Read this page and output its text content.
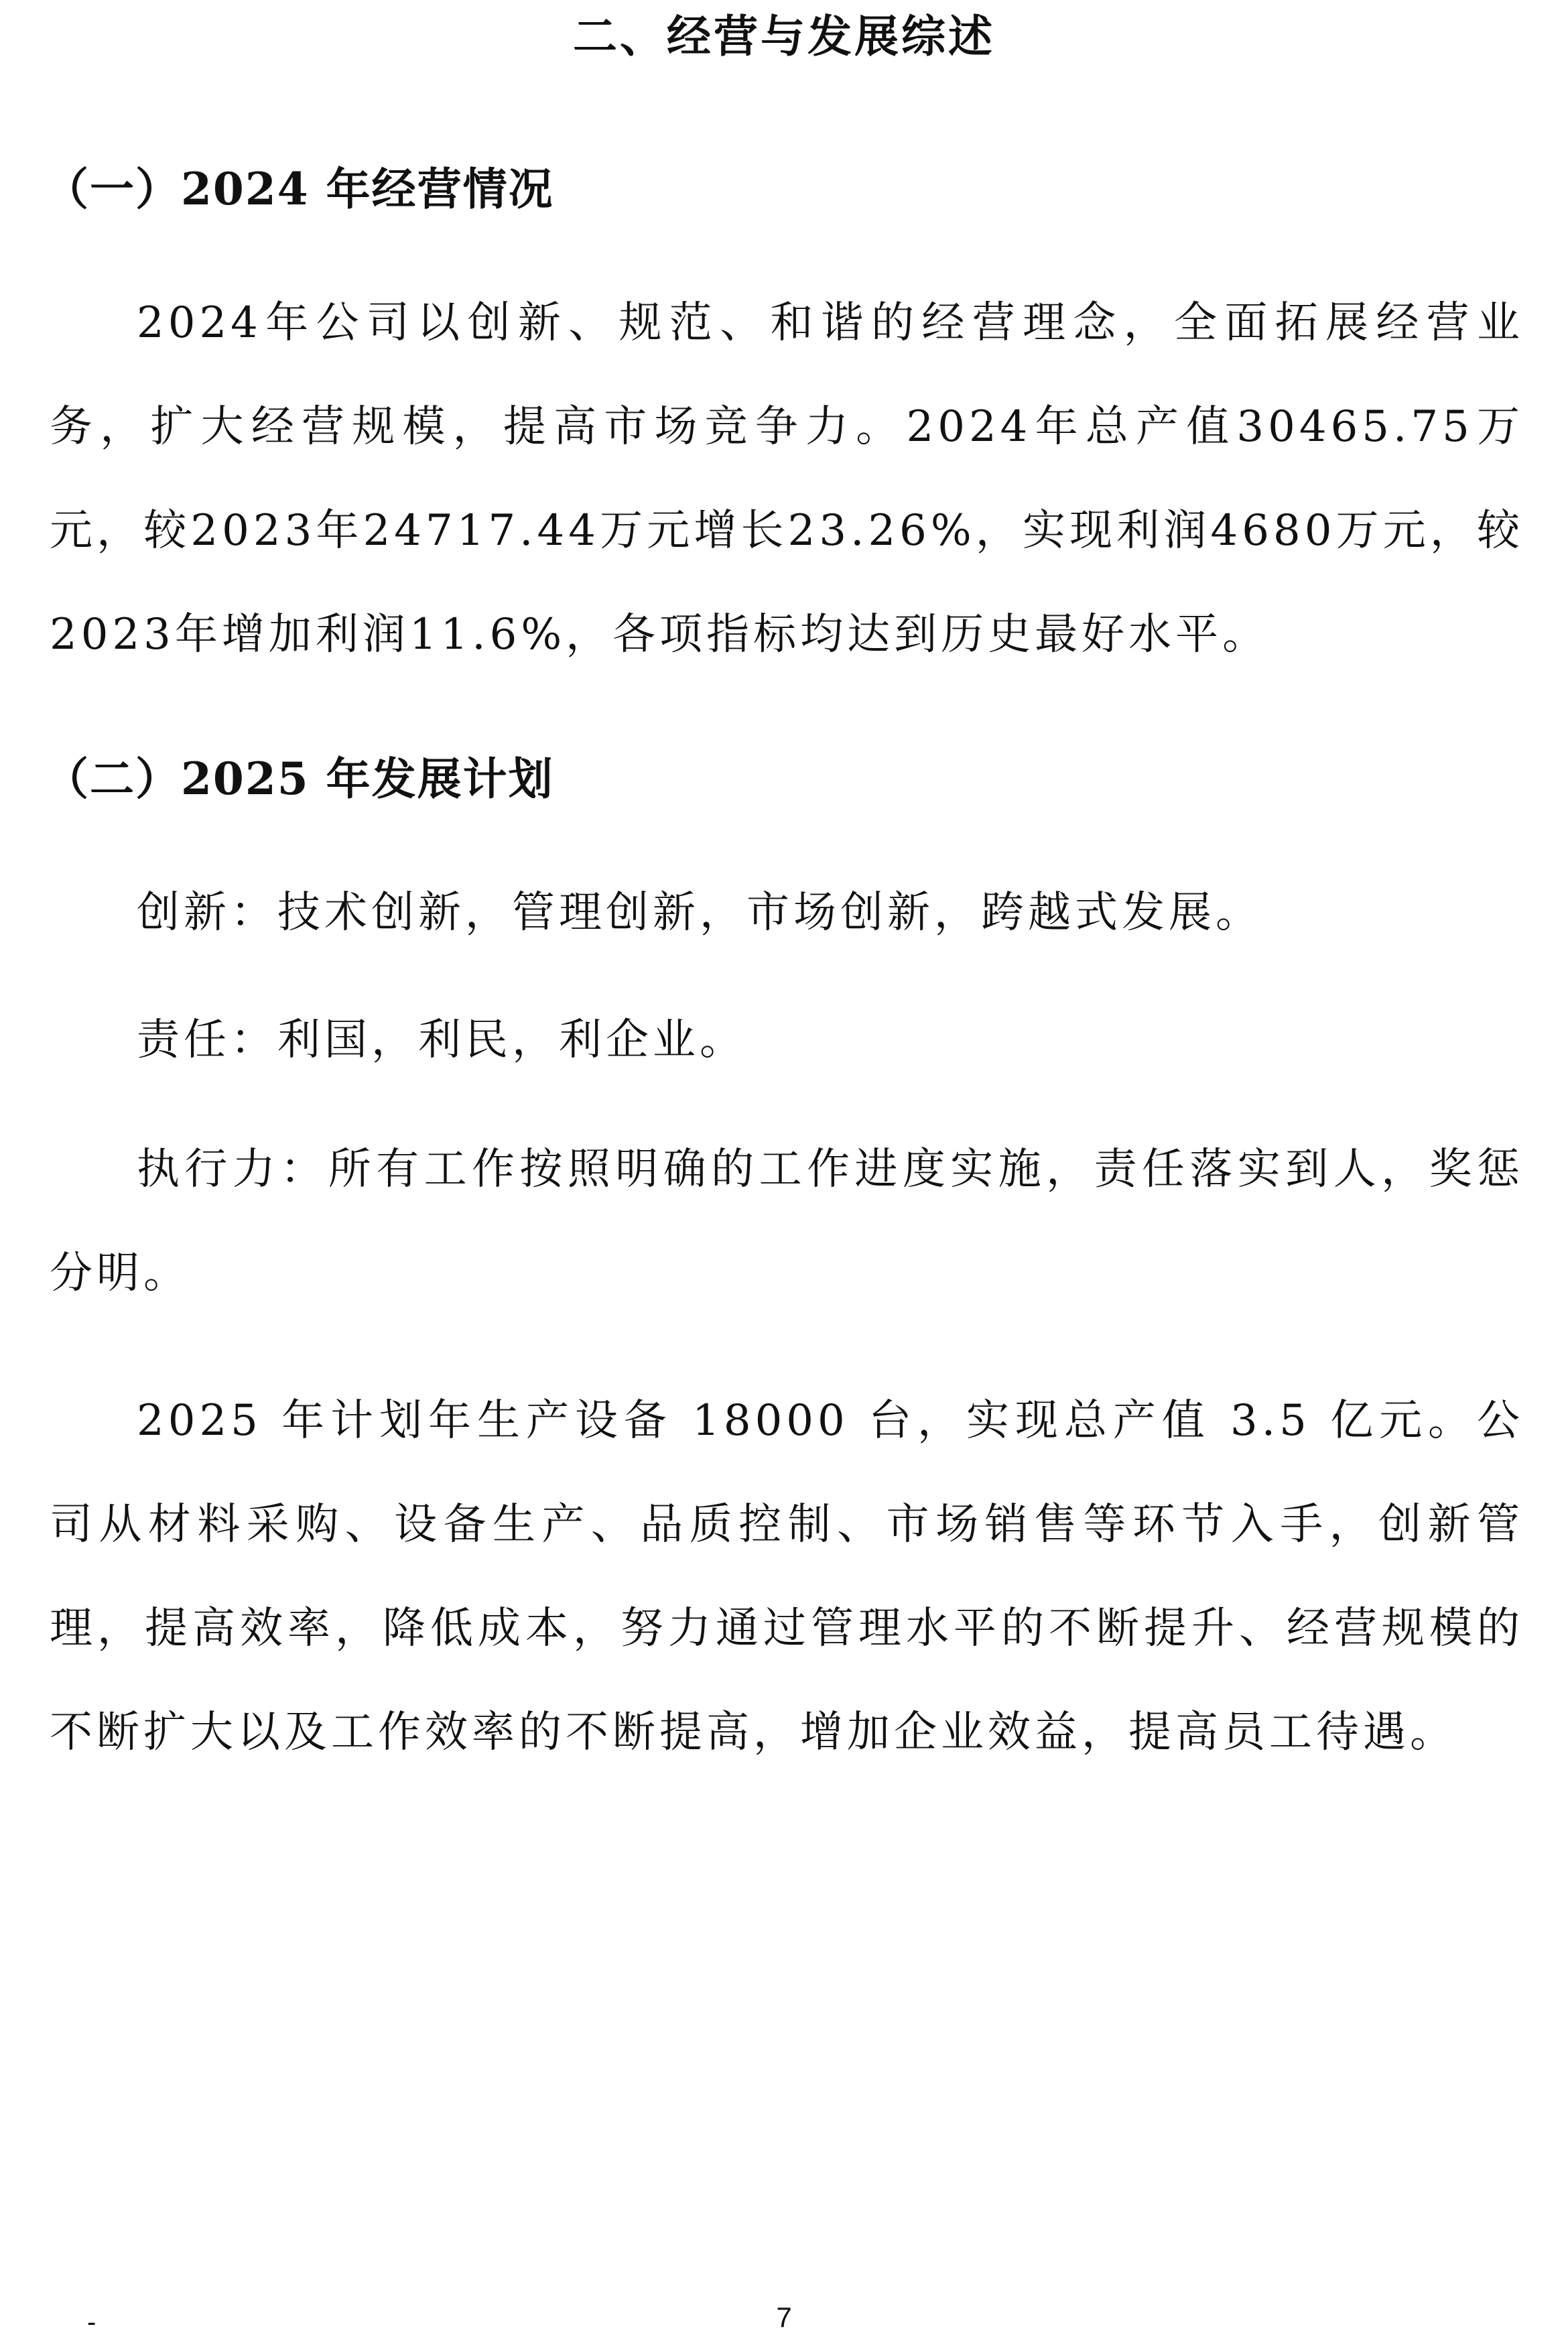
二、经营与发展综述
（一）2024 年经营情况

2024年公司以创新、规范、和谐的经营理念，全面拓展经营业务，扩大经营规模，提高市场竞争力。2024年总产值30465.75万元，较2023年24717.44万元增长23.26%，实现利润4680万元，较2023年增加利润11.6%，各项指标均达到历史最好水平。

（二）2025 年发展计划

创新：技术创新，管理创新，市场创新，跨越式发展。

责任：利国，利民，利企业。

执行力：所有工作按照明确的工作进度实施，责任落实到人，奖惩分明。

2025 年计划年生产设备 18000 台，实现总产值 3.5 亿元。公司从材料采购、设备生产、品质控制、市场销售等环节入手，创新管理，提高效率，降低成本，努力通过管理水平的不断提升、经营规模的不断扩大以及工作效率的不断提高，增加企业效益，提高员工待遇。

-	7
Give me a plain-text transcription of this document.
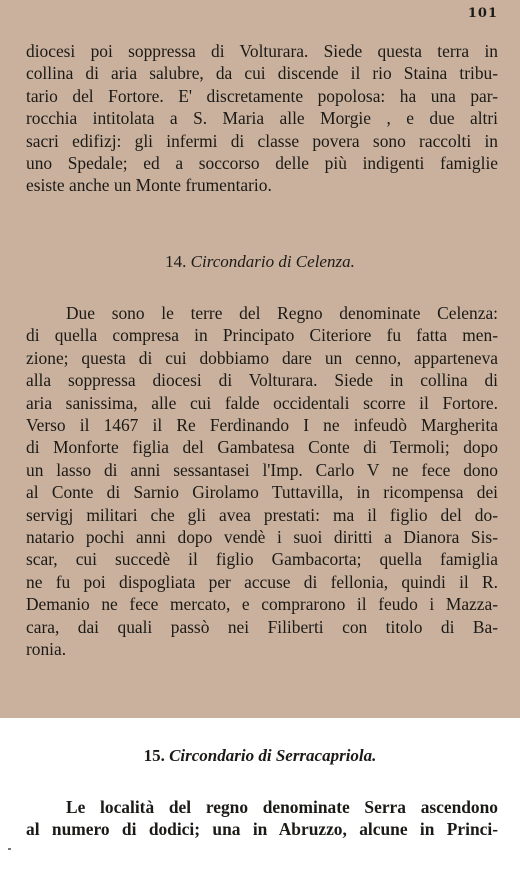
101
diocesi poi soppressa di Volturara. Siede questa terra in
collina di aria salubre, da cui discende il rio Staina tribu-
tario del Fortore. E' discretamente popolosa: ha una par-
rocchia intitolata a S. Maria alle Morgie , e due altri
sacri edifizj: gli infermi di classe povera sono raccolti in
uno Spedale; ed a soccorso delle più indigenti famiglie
esiste anche un Monte frumentario.
14. Circondario di Celenza.
Due sono le terre del Regno denominate Celenza:
di quella compresa in Principato Citeriore fu fatta men-
zione; questa di cui dobbiamo dare un cenno, apparteneva
alla soppressa diocesi di Volturara. Siede in collina di
aria sanissima, alle cui falde occidentali scorre il Fortore.
Verso il 1467 il Re Ferdinando I ne infeudò Margherita
di Monforte figlia del Gambatesa Conte di Termoli; dopo
un lasso di anni sessantasei l'Imp. Carlo V ne fece dono
al Conte di Sarnio Girolamo Tuttavilla, in ricompensa dei
servigj militari che gli avea prestati: ma il figlio del do-
natario pochi anni dopo vendè i suoi diritti a Dianora Sis-
scar, cui succedè il figlio Gambacorta; quella famiglia
ne fu poi dispogliata per accuse di fellonia, quindi il R.
Demanio ne fece mercato, e comprarono il feudo i Mazza-
cara, dai quali passò nei Filiberti con titolo di Ba-
ronia.
15. Circondario di Serracapriola.
Le località del regno denominate Serra ascendono
al numero di dodici; una in Abruzzo, alcune in Princi-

**What the exercise asks**
Copy each line above precisely, dropping the pictures.

**Task solution**
Read this page and output its text content.
二、经营与发展综述
（一）2024 年经营情况

2024年公司以创新、规范、和谐的经营理念，全面拓展经营业务，扩大经营规模，提高市场竞争力。2024年总产值30465.75万元，较2023年24717.44万元增长23.26%，实现利润4680万元，较2023年增加利润11.6%，各项指标均达到历史最好水平。

（二）2025 年发展计划

创新：技术创新，管理创新，市场创新，跨越式发展。

责任：利国，利民，利企业。

执行力：所有工作按照明确的工作进度实施，责任落实到人，奖惩分明。

2025 年计划年生产设备 18000 台，实现总产值 3.5 亿元。公司从材料采购、设备生产、品质控制、市场销售等环节入手，创新管理，提高效率，降低成本，努力通过管理水平的不断提升、经营规模的不断扩大以及工作效率的不断提高，增加企业效益，提高员工待遇。

-	7
Give me a plain-text transcription of this document.
101
diocesi poi soppressa di Volturara. Siede questa terra in
collina di aria salubre, da cui discende il rio Staina tribu-
tario del Fortore. E' discretamente popolosa: ha una par-
rocchia intitolata a S. Maria alle Morgie , e due altri
sacri edifizj: gli infermi di classe povera sono raccolti in
uno Spedale; ed a soccorso delle più indigenti famiglie
esiste anche un Monte frumentario.
14. Circondario di Celenza.
Due sono le terre del Regno denominate Celenza:
di quella compresa in Principato Citeriore fu fatta men-
zione; questa di cui dobbiamo dare un cenno, apparteneva
alla soppressa diocesi di Volturara. Siede in collina di
aria sanissima, alle cui falde occidentali scorre il Fortore.
Verso il 1467 il Re Ferdinando I ne infeudò Margherita
di Monforte figlia del Gambatesa Conte di Termoli; dopo
un lasso di anni sessantasei l'Imp. Carlo V ne fece dono
al Conte di Sarnio Girolamo Tuttavilla, in ricompensa dei
servigj militari che gli avea prestati: ma il figlio del do-
natario pochi anni dopo vendè i suoi diritti a Dianora Sis-
scar, cui succedè il figlio Gambacorta; quella famiglia
ne fu poi dispogliata per accuse di fellonia, quindi il R.
Demanio ne fece mercato, e comprarono il feudo i Mazza-
cara, dai quali passò nei Filiberti con titolo di Ba-
ronia.
15. Circondario di Serracapriola.
Le località del regno denominate Serra ascendono
al numero di dodici; una in Abruzzo, alcune in Princi-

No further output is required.